§ WHAT IS EXPECTED
Copy each line that contains the string "watermark".

[Data records]

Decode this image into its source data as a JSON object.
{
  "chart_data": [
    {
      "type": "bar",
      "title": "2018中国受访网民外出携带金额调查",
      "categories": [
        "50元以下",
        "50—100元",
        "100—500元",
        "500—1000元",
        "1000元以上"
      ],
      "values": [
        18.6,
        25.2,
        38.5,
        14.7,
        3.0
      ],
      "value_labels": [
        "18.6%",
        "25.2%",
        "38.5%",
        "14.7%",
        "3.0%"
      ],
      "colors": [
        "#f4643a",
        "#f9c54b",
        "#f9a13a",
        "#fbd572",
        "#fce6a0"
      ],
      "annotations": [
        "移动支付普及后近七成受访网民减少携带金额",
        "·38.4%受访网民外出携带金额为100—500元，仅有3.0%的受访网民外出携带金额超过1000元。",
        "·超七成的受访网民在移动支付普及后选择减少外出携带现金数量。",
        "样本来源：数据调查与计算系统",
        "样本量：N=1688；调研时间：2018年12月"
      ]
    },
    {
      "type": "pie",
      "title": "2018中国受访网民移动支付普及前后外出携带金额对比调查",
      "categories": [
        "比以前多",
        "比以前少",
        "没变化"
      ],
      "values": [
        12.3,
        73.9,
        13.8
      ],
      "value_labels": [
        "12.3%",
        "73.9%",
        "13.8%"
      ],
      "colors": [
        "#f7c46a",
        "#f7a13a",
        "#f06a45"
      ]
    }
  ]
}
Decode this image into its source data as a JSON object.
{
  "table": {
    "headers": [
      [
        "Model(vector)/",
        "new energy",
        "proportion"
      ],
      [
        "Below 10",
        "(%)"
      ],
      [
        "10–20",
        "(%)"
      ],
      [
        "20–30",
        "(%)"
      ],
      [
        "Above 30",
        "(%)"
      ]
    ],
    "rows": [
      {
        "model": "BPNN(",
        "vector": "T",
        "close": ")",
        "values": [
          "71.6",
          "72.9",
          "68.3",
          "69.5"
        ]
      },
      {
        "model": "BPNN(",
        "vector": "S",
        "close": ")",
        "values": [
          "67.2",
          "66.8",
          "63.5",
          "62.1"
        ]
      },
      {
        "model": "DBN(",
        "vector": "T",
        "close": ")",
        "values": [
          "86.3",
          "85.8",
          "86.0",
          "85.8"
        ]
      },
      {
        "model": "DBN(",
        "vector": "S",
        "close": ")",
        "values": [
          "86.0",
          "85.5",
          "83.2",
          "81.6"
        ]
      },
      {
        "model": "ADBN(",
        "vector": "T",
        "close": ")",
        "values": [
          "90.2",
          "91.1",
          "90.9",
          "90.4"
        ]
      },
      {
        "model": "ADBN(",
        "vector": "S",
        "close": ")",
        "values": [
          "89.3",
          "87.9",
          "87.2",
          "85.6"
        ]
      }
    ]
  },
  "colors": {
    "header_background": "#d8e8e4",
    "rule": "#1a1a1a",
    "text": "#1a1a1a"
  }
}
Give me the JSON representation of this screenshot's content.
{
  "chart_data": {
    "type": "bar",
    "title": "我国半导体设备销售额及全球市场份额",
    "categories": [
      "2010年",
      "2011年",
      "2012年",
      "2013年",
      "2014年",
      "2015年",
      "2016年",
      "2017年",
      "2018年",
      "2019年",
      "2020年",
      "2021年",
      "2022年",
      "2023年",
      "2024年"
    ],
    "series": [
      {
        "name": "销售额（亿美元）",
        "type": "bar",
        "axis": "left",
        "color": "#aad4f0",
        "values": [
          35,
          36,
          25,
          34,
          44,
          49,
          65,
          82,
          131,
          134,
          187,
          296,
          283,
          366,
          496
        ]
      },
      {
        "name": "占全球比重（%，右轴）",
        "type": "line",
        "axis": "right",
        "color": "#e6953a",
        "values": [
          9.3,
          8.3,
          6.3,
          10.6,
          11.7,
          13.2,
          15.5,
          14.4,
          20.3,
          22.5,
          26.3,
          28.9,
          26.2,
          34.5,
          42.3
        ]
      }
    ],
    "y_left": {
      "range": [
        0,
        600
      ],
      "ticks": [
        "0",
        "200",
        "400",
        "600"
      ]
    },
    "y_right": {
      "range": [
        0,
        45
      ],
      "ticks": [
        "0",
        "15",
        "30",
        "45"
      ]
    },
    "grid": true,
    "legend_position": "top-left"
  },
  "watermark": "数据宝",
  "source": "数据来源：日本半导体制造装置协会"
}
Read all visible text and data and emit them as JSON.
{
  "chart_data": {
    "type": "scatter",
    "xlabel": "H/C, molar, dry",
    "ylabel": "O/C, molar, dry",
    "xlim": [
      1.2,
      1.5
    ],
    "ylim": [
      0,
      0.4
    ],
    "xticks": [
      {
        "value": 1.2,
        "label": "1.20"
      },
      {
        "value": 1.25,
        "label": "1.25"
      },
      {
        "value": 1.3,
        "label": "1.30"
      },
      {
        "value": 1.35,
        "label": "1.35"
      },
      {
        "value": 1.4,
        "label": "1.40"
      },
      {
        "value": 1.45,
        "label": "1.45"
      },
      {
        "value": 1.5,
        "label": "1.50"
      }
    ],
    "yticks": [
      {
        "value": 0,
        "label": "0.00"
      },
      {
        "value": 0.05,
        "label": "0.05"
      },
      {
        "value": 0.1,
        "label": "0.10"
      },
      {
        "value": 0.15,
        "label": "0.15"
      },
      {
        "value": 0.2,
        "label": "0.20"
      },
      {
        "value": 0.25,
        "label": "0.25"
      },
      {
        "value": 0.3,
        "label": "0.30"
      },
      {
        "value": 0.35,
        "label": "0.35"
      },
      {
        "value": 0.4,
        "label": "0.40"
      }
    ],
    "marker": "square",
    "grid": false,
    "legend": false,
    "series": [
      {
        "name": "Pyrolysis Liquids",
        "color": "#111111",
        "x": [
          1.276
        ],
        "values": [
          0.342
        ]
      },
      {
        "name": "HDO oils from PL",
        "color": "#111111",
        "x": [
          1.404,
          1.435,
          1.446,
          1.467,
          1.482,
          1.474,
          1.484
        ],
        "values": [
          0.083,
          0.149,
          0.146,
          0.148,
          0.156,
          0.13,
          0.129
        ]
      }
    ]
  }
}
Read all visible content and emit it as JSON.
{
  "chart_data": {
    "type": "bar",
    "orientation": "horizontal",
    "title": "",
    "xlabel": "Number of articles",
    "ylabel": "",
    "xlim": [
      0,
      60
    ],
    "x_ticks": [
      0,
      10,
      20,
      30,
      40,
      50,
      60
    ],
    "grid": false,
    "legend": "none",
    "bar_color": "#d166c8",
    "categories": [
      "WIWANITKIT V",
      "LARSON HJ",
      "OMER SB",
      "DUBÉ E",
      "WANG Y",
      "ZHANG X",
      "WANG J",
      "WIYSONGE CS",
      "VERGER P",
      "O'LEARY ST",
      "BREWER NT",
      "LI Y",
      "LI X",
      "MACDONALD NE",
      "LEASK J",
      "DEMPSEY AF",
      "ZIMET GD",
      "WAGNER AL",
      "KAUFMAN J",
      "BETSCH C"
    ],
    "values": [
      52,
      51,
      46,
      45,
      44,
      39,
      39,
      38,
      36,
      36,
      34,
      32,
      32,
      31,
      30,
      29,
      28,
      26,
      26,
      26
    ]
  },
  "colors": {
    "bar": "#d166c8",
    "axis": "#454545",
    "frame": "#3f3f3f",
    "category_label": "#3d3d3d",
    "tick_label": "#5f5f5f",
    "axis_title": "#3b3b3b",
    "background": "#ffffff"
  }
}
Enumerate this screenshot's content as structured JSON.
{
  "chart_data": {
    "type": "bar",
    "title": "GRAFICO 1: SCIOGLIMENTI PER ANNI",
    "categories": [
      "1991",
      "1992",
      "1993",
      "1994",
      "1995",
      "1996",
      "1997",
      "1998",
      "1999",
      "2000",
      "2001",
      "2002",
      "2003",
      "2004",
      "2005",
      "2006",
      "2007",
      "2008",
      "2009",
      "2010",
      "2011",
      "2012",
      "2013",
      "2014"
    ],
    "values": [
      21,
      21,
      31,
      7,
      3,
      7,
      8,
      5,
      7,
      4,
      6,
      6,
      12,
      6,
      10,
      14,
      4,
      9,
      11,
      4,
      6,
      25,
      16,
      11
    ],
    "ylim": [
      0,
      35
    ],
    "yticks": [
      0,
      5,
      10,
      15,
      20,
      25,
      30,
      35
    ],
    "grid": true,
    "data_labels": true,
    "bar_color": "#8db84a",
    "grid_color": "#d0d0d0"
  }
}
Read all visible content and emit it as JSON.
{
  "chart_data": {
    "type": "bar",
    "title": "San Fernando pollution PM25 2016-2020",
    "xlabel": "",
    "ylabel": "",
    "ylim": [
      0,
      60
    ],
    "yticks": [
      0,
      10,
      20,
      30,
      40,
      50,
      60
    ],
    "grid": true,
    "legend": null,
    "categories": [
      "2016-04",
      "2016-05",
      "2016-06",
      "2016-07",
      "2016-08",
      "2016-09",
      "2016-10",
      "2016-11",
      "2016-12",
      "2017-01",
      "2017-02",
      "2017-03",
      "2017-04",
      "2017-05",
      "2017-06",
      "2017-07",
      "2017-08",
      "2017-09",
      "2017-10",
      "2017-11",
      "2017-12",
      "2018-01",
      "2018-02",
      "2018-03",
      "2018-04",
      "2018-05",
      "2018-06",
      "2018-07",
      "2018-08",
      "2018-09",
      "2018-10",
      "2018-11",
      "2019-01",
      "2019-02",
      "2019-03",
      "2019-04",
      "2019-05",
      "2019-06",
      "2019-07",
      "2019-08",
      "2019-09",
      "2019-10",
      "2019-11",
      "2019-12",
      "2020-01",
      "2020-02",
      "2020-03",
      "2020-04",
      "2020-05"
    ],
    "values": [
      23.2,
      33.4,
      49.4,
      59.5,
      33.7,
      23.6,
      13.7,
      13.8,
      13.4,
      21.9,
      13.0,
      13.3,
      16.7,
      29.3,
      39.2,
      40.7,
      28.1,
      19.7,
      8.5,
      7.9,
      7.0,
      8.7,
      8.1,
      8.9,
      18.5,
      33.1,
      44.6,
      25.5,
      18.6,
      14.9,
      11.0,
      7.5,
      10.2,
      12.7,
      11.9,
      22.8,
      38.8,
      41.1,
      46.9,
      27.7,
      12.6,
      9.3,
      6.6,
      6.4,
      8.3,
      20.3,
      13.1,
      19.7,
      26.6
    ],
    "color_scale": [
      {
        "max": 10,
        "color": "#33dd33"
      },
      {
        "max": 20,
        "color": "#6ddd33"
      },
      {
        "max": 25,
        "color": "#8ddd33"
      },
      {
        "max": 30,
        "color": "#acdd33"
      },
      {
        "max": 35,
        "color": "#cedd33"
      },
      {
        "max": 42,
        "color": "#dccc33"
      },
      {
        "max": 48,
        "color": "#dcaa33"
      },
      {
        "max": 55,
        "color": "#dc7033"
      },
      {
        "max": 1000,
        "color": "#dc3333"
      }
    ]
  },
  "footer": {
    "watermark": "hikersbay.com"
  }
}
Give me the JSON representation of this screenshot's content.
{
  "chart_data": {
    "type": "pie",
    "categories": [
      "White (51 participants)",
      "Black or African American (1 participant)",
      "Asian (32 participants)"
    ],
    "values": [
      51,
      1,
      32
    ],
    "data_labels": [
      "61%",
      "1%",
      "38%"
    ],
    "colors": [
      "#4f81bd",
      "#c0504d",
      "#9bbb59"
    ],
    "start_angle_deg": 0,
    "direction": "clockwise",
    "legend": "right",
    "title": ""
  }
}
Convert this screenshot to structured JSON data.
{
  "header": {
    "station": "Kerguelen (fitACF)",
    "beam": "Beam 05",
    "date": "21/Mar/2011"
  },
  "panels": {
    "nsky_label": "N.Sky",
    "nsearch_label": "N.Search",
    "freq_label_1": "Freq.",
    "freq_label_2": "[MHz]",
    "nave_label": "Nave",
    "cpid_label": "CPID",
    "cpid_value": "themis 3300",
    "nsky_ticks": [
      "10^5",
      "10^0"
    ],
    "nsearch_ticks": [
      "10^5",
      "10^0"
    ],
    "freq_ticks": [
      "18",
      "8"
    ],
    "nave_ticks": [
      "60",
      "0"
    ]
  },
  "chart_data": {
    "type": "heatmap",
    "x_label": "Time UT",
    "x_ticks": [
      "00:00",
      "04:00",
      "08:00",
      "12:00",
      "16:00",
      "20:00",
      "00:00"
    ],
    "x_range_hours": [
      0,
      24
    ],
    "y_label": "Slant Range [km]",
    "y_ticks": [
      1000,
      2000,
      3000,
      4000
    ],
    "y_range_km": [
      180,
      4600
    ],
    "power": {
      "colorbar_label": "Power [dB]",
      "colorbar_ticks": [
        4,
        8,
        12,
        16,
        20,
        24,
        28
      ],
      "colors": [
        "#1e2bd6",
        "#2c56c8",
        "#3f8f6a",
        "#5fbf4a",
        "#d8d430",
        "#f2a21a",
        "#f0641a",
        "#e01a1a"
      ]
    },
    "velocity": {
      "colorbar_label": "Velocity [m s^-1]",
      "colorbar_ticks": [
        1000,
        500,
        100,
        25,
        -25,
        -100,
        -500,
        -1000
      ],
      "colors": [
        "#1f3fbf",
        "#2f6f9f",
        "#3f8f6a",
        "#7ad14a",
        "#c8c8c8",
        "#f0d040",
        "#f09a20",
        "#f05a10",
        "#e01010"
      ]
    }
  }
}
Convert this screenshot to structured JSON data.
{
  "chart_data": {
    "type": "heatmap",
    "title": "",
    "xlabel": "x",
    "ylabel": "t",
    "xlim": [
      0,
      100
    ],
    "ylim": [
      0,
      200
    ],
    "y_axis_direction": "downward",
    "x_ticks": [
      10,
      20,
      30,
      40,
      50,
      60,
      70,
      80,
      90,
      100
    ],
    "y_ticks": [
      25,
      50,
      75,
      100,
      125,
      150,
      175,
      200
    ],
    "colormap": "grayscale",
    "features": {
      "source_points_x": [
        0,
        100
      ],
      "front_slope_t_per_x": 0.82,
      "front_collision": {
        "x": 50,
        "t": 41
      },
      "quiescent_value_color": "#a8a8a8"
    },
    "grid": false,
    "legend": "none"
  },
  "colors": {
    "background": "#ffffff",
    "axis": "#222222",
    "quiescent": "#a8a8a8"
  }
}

§ THE RESPONSE
  "watermark": "数据宝",
    "watermark": "hikersbay.com"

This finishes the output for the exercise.